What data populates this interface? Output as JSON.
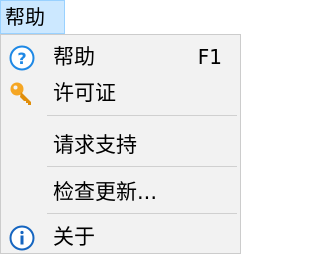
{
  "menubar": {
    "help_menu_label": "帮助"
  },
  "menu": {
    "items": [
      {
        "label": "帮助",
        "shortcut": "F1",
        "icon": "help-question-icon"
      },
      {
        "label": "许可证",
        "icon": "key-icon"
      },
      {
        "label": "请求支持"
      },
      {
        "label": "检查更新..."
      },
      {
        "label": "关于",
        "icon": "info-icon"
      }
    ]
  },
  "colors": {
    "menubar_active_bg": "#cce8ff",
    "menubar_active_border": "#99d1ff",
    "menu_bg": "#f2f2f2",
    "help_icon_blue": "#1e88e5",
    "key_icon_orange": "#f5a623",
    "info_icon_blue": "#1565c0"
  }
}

DESCRIPTION OF THE TASK: Without the pictures, restate each entry exactly.

CORRECT RESPONSE:
What data populates this interface? Output as JSON.
{
  "menubar": {
    "help_menu_label": "帮助"
  },
  "menu": {
    "items": [
      {
        "label": "帮助",
        "shortcut": "F1",
        "icon": "help-question-icon"
      },
      {
        "label": "许可证",
        "icon": "key-icon"
      },
      {
        "label": "请求支持"
      },
      {
        "label": "检查更新..."
      },
      {
        "label": "关于",
        "icon": "info-icon"
      }
    ]
  },
  "colors": {
    "menubar_active_bg": "#cce8ff",
    "menubar_active_border": "#99d1ff",
    "menu_bg": "#f2f2f2",
    "help_icon_blue": "#1e88e5",
    "key_icon_orange": "#f5a623",
    "info_icon_blue": "#1565c0"
  }
}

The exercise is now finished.